Set problem: Restate all the material verbatim, except for the pictures.

Data excerpts:
---+---
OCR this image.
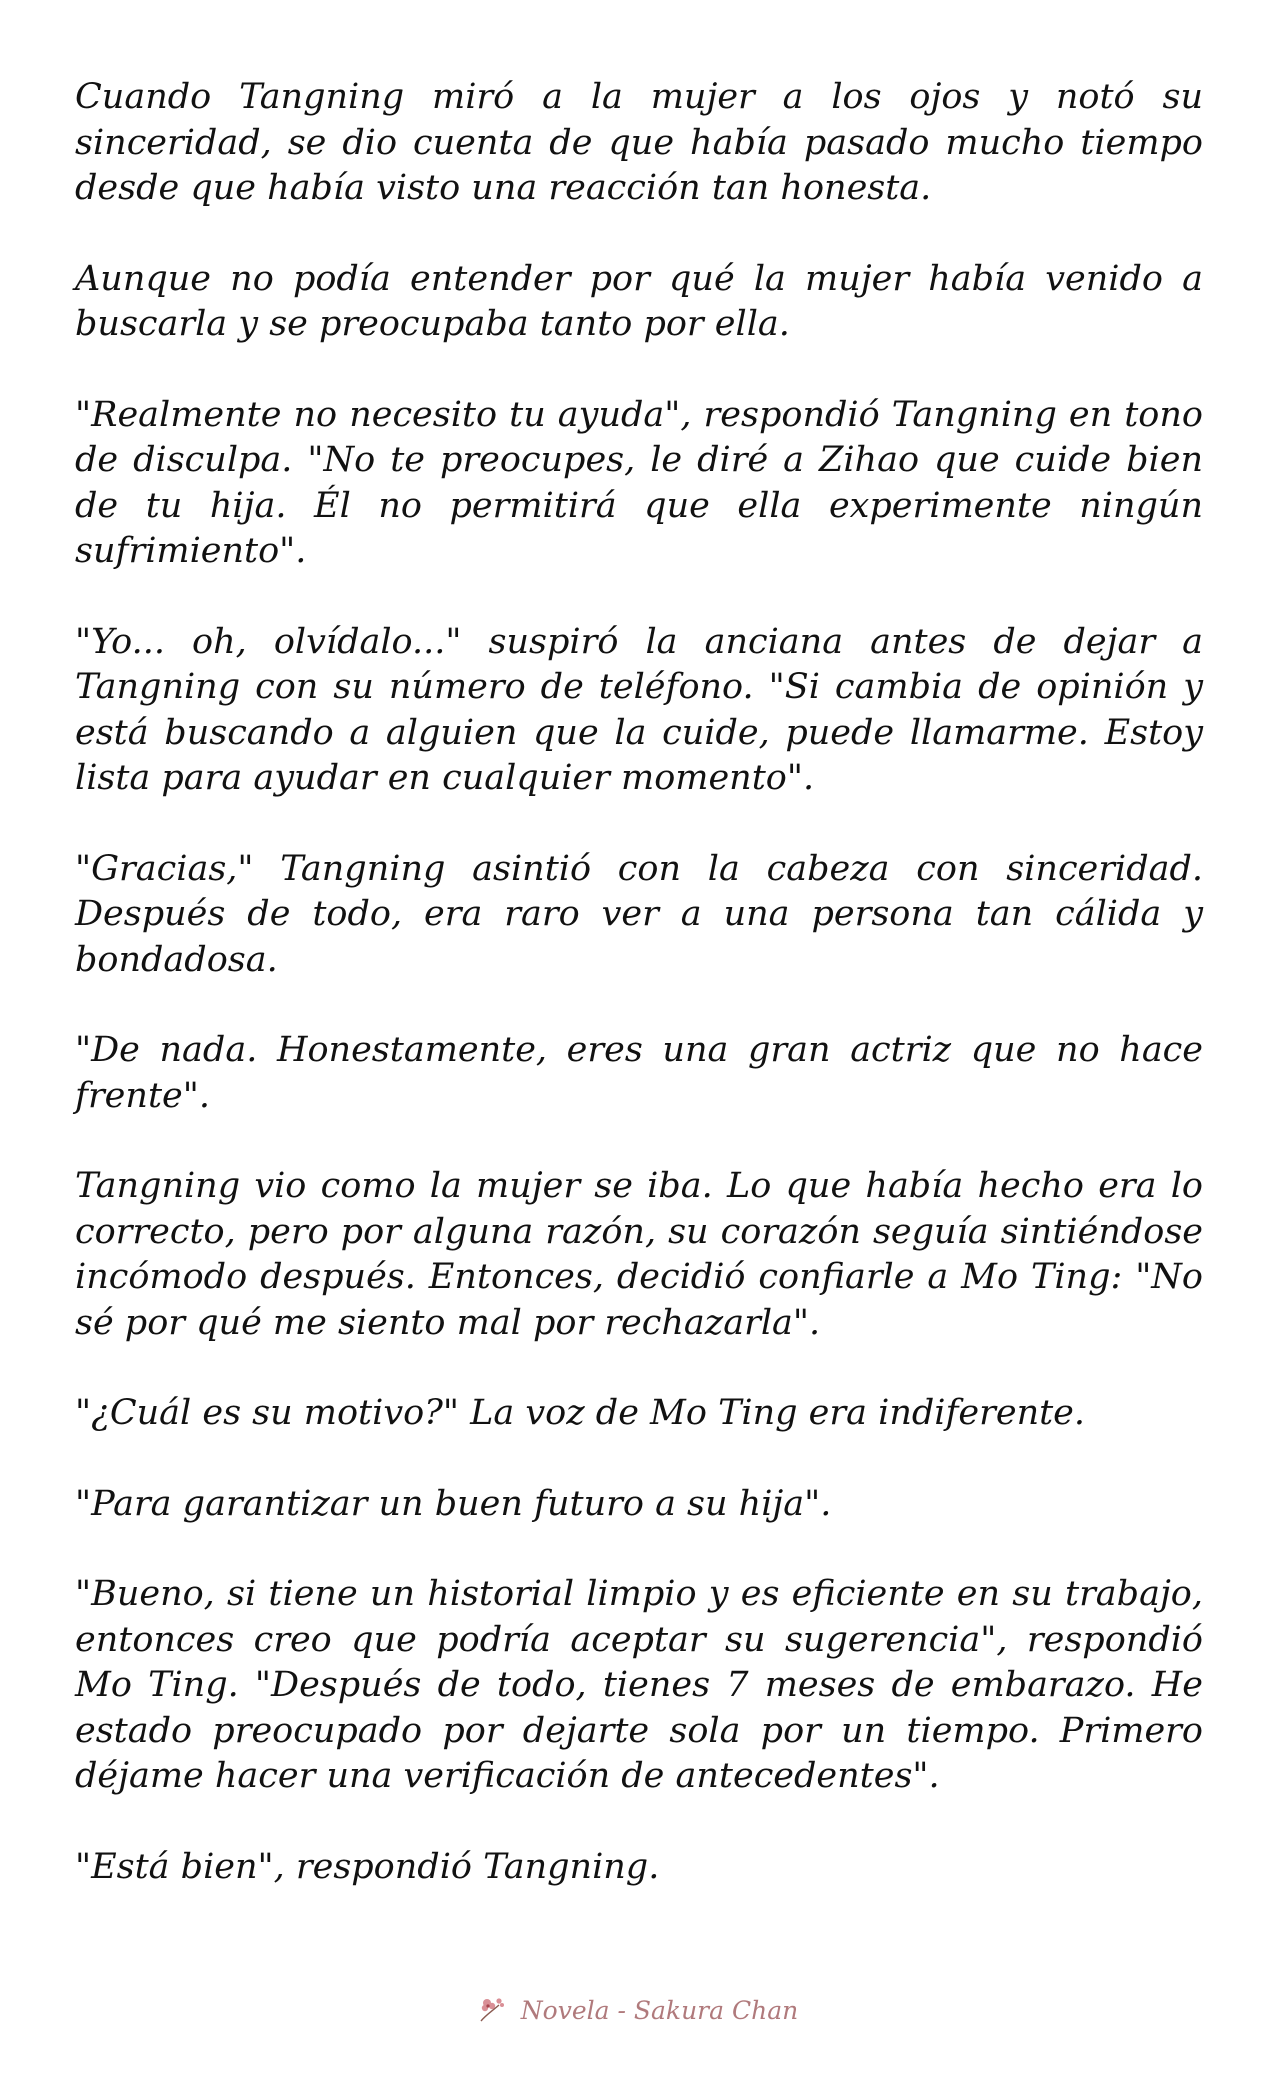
Cuando Tangning miró a la mujer a los ojos y notó su sinceridad, se dio cuenta de que había pasado mucho tiempo desde que había visto una reacción tan honesta.

Aunque no podía entender por qué la mujer había venido a buscarla y se preocupaba tanto por ella.

"Realmente no necesito tu ayuda", respondió Tangning en tono de disculpa. "No te preocupes, le diré a Zihao que cuide bien de tu hija. Él no permitirá que ella experimente ningún sufrimiento".

"Yo... oh, olvídalo..." suspiró la anciana antes de dejar a Tangning con su número de teléfono. "Si cambia de opinión y está buscando a alguien que la cuide, puede llamarme. Estoy lista para ayudar en cualquier momento".

"Gracias," Tangning asintió con la cabeza con sinceridad. Después de todo, era raro ver a una persona tan cálida y bondadosa.

"De nada. Honestamente, eres una gran actriz que no hace frente".

Tangning vio como la mujer se iba. Lo que había hecho era lo correcto, pero por alguna razón, su corazón seguía sintiéndose incómodo después. Entonces, decidió confiarle a Mo Ting: "No sé por qué me siento mal por rechazarla".

"¿Cuál es su motivo?" La voz de Mo Ting era indiferente.

"Para garantizar un buen futuro a su hija".

"Bueno, si tiene un historial limpio y es eficiente en su trabajo, entonces creo que podría aceptar su sugerencia", respondió Mo Ting. "Después de todo, tienes 7 meses de embarazo. He estado preocupado por dejarte sola por un tiempo. Primero déjame hacer una verificación de antecedentes".

"Está bien", respondió Tangning.

Novela - Sakura Chan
---+---
Answer to this problem:
OCR this image.
Cuando Tangning miró a la mujer a los ojos y notó su sinceridad, se dio cuenta de que había pasado mucho tiempo desde que había visto una reacción tan honesta.

Aunque no podía entender por qué la mujer había venido a buscarla y se preocupaba tanto por ella.

"Realmente no necesito tu ayuda", respondió Tangning en tono de disculpa. "No te preocupes, le diré a Zihao que cuide bien de tu hija. Él no permitirá que ella experimente ningún sufrimiento".

"Yo... oh, olvídalo..." suspiró la anciana antes de dejar a Tangning con su número de teléfono. "Si cambia de opinión y está buscando a alguien que la cuide, puede llamarme. Estoy lista para ayudar en cualquier momento".

"Gracias," Tangning asintió con la cabeza con sinceridad. Después de todo, era raro ver a una persona tan cálida y bondadosa.

"De nada. Honestamente, eres una gran actriz que no hace frente".

Tangning vio como la mujer se iba. Lo que había hecho era lo correcto, pero por alguna razón, su corazón seguía sintiéndose incómodo después. Entonces, decidió confiarle a Mo Ting: "No sé por qué me siento mal por rechazarla".

"¿Cuál es su motivo?" La voz de Mo Ting era indiferente.

"Para garantizar un buen futuro a su hija".

"Bueno, si tiene un historial limpio y es eficiente en su trabajo, entonces creo que podría aceptar su sugerencia", respondió Mo Ting. "Después de todo, tienes 7 meses de embarazo. He estado preocupado por dejarte sola por un tiempo. Primero déjame hacer una verificación de antecedentes".

"Está bien", respondió Tangning.

Novela - Sakura Chan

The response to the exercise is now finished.